### KUTIPAN SUMBER
Tiga orang mahasiswa Fakultas Ekonomika dan Bisnis (FEB) UGM berhasil menyabet gelar juara satu Lomba Economic Debate Competition yang diselenggarakan oleh BEM FEB Telkom University pada 21-23 Oktober lalu di Bandung. Ketiga orang mahasiswa FEB UGM ini terdiri dari Erlin Meida Ramadhani (Akuntansi 2014), Fakhrurrazi (Akuntansi 2014) dan Salim Fauzanul Ihsani (Ilmu Ekonomi 2013) yang berhasil mengalahkan 9 tim lainnya dari 7 universitas, seperti Universitas Siliwangi, Universitas Pembangunan Nasional, Universitas Indonesia, Universitas Katholik Parahyangan, Telkom University, Institut Pertanian Bogor, dan Institut Teknologi Bandung. Bahkan, pada kompetisi kali ini penghargaan sebagai Best Speaker dari lomba debat ini juga berhasil diraih oleh Salim Fauzanul Ihsani.
Erlin Meida Ramadhani mengatakan pada babak penyisihan mereka berhadapan dengan tim TEBS 56 Telkom University dan EP Parahyangan 2. Tema debat yang dimainkan berkaitan dengan kebijakan impor yang diyakini dapat memberikan dampak buruk bagi produksi nasional. “Tim kita mendapatkan peran sebagai tim Kontra. Tim FEB UGM meyakini bahwa kebijakan kontra tidak akan membahayakan produksi nasional. Hal ini justru dapat meningkatkan produksi nasional karena adanya kebijakan impor, khususnya terhadap produk pangan akan menstimulus petani dan produsen di Indonesia untuk semakin mengembangkan inovasi terhadap produknya dalam bersaing dengan produk impor,” kata Erlin dalam rilis yang dikirim ke wartawan, Kamis (1/12).

### MATERI TERSEDIA
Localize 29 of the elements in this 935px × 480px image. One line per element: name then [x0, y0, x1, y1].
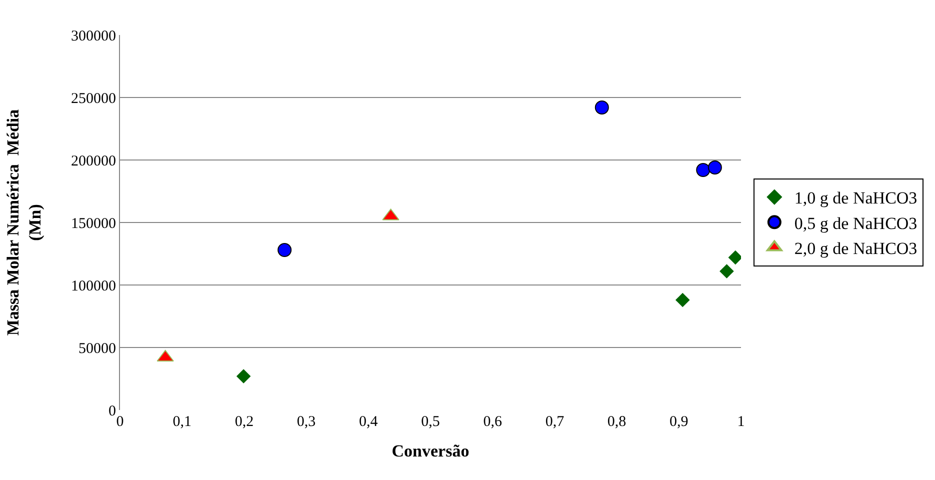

### INSTRUKSI
• a. Tulis ulang bagian kutipan tentang lomba debat dari "Erlin Meida Ramadhani mengatakan" sampai "wartawan, Kamis (1/12).", dengan menukar "produksi nasional" menjadi "produksi dalam negeri".
• b. Jawablah pertanyaan berikut berdasarkan kutipan tentang lomba debat.
(i) Siapa yang meraih penghargaan Best Speaker?
(ii) Tim mana saja yang dihadapi tim FEB UGM pada babak penyisihan?
(iii) Peran apa yang didapatkan tim FEB UGM dalam debat tersebut?
Materi di atas berasal dari sumber yang berbeda dengan kutipan.

### JAWABAN TERTULIS
• a.
Erlin Meida Ramadhani mengatakan pada babak penyisihan mereka berhadapan dengan tim TEBS 56 Telkom University dan EP Parahyangan 2. Tema debat yang dimainkan berkaitan dengan kebijakan impor yang diyakini dapat memberikan dampak buruk bagi produksi dalam negeri. “Tim kita mendapatkan peran sebagai tim Kontra. Tim FEB UGM meyakini bahwa kebijakan kontra tidak akan membahayakan produksi dalam negeri. Hal ini justru dapat meningkatkan produksi dalam negeri karena adanya kebijakan impor, khususnya terhadap produk pangan akan menstimulus petani dan produsen di Indonesia untuk semakin mengembangkan inovasi terhadap produknya dalam bersaing dengan produk impor,” kata Erlin dalam rilis yang dikirim ke wartawan, Kamis (1/12).

• b.
(i) Salim Fauzanul Ihsani.
(ii) Tim TEBS 56 Telkom University dan EP Parahyangan 2.
(iii) Peran sebagai tim Kontra.